What you will do = Rewrite the passage of the chromium exposure study starting with "This cross-sectional study" and going on through "blood reticulocytes (MNRET).", substituting "trainees" for "apprentices".

Document text =
===============

The SAM-Krom biomonitoring study shows occupational exposure to hexavalent chromium and increased genotoxicity in Denmark

Background

Hexavalent chromium (Cr(VI)) is a carcinogen. Exposure to Cr(VI) may occur in different industrial processes such as chrome plating and stainless steel welding. The aim of this study was to assess occupational exposure to Cr(VI) in Denmark.

Methods

This cross-sectional study included 28 workers and 8 apprentices with potential Cr(VI) exposure and 24 within company controls, all recruited from six companies and one vocational school. Use of occupational safety and health (OSH) risk prevention measures were assessed through triangulation of interviews, a questionnaire and systematic observations. Inhalable Cr(VI) and Cr-total were assessed by personal air exposure measurements on Cr(VI) exposed participants and stationary measurements. Cr concentrations were measured in urine and in red blood cells (RBC) (the latter reflecting Cr(VI)). Genotoxicity was assessed by measurement of micronuclei in peripheral blood reticulocytes (MNRET).

===============

Material supplied =
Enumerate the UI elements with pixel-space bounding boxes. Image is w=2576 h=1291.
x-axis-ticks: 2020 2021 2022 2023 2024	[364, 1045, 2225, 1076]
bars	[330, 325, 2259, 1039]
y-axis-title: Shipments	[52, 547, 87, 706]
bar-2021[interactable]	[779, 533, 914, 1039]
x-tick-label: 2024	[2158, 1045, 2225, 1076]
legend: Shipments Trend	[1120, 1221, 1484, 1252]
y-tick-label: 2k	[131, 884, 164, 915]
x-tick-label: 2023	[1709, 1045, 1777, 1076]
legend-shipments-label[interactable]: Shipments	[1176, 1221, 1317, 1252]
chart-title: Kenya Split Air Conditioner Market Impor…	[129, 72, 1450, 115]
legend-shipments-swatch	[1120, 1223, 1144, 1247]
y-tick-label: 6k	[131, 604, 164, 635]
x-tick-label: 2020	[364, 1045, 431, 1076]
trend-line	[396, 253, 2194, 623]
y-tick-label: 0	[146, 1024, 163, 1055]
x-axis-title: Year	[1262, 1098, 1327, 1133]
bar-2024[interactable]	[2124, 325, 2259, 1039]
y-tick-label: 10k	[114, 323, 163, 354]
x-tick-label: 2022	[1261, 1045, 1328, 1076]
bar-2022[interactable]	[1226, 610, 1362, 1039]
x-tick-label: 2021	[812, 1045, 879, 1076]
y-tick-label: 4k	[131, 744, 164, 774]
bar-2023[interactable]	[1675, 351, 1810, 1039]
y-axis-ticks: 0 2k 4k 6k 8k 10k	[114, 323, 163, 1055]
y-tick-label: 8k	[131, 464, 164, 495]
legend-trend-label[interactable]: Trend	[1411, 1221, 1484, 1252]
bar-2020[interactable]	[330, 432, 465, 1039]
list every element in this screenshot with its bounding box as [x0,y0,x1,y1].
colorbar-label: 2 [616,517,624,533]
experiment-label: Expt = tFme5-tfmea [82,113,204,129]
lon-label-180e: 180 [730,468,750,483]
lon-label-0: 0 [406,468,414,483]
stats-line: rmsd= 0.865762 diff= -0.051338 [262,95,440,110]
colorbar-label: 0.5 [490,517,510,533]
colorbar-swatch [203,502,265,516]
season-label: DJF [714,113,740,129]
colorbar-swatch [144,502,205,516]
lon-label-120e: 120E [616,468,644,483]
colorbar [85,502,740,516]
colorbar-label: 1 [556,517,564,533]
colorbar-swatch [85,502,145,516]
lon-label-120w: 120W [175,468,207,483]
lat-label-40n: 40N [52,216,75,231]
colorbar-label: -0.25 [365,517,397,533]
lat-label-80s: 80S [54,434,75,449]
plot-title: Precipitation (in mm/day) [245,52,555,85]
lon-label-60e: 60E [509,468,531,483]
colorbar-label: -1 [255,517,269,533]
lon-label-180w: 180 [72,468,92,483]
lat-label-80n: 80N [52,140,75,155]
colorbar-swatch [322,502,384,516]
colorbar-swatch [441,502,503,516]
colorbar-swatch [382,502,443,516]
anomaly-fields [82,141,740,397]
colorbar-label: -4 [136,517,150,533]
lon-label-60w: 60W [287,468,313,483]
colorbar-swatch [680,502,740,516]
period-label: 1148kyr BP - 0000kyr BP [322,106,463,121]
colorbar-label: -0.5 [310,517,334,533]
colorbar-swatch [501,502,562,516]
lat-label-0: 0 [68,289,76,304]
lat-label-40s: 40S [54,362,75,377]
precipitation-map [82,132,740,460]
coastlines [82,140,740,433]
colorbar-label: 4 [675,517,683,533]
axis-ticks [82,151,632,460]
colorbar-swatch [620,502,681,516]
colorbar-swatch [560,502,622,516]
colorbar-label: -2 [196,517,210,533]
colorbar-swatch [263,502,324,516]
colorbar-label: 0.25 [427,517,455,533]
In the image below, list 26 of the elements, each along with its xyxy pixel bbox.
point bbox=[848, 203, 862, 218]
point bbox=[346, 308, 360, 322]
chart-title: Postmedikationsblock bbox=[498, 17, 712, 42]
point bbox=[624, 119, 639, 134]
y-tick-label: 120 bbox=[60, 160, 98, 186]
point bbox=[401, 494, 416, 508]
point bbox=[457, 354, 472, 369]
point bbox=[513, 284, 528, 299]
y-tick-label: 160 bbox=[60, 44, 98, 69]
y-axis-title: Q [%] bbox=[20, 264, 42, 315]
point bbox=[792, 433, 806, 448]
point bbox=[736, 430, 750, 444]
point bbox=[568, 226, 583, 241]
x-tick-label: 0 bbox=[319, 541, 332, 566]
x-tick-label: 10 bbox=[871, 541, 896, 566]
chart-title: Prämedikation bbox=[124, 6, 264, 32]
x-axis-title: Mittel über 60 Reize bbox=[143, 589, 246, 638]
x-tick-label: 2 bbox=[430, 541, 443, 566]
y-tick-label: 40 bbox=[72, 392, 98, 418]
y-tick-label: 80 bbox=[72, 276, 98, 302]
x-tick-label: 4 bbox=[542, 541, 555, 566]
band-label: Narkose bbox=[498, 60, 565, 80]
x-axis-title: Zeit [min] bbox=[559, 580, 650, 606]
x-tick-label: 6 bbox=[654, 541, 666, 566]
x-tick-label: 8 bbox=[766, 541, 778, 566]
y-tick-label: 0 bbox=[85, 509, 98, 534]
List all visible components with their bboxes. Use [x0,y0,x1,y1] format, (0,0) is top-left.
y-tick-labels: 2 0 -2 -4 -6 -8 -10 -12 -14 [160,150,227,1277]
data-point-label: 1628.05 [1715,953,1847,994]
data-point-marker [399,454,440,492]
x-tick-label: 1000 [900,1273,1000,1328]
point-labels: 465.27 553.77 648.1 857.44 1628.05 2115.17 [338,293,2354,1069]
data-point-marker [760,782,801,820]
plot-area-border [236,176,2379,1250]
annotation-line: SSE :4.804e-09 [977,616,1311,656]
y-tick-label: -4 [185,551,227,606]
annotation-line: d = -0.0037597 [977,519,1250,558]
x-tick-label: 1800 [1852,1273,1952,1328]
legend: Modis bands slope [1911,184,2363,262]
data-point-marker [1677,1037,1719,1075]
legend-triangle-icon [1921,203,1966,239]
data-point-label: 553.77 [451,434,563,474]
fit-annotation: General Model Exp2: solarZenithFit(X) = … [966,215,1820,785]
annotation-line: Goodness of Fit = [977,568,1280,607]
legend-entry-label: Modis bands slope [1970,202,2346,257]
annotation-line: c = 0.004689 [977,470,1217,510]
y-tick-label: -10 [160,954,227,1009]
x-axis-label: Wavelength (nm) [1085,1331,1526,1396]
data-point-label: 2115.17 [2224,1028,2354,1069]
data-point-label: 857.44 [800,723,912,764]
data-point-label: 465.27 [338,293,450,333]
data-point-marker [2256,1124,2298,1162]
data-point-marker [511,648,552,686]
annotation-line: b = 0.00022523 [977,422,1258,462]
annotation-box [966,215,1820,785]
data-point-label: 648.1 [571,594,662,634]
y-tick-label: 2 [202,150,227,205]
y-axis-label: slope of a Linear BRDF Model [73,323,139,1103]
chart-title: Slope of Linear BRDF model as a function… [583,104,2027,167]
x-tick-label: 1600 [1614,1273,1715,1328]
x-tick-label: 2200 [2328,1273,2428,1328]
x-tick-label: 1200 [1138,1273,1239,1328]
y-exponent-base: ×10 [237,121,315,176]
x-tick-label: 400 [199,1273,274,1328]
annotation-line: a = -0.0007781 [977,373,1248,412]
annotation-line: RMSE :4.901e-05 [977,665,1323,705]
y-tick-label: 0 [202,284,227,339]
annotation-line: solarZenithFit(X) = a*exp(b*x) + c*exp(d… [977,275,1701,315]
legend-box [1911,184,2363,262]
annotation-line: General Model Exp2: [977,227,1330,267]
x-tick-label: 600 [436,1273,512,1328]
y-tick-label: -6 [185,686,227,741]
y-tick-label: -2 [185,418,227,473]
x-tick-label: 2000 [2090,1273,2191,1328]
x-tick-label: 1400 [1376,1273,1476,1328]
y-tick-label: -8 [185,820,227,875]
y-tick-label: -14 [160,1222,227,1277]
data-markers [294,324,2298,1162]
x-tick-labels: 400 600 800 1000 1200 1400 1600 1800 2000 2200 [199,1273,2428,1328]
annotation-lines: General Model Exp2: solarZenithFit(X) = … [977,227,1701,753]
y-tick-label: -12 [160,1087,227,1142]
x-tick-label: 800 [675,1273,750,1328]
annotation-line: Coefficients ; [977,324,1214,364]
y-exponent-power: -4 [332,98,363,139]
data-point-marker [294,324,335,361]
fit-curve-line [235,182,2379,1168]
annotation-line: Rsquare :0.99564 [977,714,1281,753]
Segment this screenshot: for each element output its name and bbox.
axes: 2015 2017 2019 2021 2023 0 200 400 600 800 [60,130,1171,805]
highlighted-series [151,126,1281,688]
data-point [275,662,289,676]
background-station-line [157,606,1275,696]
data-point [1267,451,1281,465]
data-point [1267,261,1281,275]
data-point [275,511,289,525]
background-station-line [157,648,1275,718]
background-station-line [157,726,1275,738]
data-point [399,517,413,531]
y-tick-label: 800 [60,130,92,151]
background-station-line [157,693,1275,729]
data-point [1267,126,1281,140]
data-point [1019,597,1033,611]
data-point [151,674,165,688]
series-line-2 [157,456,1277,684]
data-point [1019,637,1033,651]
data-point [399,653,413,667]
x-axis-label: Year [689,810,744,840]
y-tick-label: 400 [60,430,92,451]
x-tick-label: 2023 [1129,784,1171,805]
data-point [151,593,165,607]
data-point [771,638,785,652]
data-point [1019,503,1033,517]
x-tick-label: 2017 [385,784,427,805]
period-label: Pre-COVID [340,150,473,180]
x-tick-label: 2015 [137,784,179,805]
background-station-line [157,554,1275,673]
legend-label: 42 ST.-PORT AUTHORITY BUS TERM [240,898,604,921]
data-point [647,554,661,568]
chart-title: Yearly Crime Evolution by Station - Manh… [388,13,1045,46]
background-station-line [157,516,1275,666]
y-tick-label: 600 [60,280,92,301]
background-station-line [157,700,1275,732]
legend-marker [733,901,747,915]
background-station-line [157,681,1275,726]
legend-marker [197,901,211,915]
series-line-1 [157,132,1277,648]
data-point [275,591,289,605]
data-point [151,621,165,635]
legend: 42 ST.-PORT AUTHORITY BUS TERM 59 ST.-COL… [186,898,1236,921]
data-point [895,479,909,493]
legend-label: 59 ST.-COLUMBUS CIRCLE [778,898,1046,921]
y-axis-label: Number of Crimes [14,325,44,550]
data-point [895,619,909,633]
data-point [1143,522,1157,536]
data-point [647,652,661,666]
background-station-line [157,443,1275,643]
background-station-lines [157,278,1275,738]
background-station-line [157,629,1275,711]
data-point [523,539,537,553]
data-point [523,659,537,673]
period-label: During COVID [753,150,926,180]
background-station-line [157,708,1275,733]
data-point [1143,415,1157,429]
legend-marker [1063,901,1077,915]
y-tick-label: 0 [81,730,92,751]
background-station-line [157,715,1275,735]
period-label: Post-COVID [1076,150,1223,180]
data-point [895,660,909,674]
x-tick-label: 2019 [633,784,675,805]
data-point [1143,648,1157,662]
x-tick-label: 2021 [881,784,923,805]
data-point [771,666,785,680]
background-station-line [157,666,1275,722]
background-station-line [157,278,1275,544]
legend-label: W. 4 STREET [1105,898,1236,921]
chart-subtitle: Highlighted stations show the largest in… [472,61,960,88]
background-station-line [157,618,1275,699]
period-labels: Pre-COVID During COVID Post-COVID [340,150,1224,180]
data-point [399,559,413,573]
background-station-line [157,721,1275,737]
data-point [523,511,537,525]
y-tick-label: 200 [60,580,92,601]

===============

Result of this exercise =
This cross-sectional study included 28 workers and 8 trainees with potential Cr(VI) exposure and 24 within company controls, all recruited from six companies and one vocational school. Use of occupational safety and health (OSH) risk prevention measures were assessed through triangulation of interviews, a questionnaire and systematic observations. Inhalable Cr(VI) and Cr-total were assessed by personal air exposure measurements on Cr(VI) exposed participants and stationary measurements. Cr concentrations were measured in urine and in red blood cells (RBC) (the latter reflecting Cr(VI)). Genotoxicity was assessed by measurement of micronuclei in peripheral blood reticulocytes (MNRET).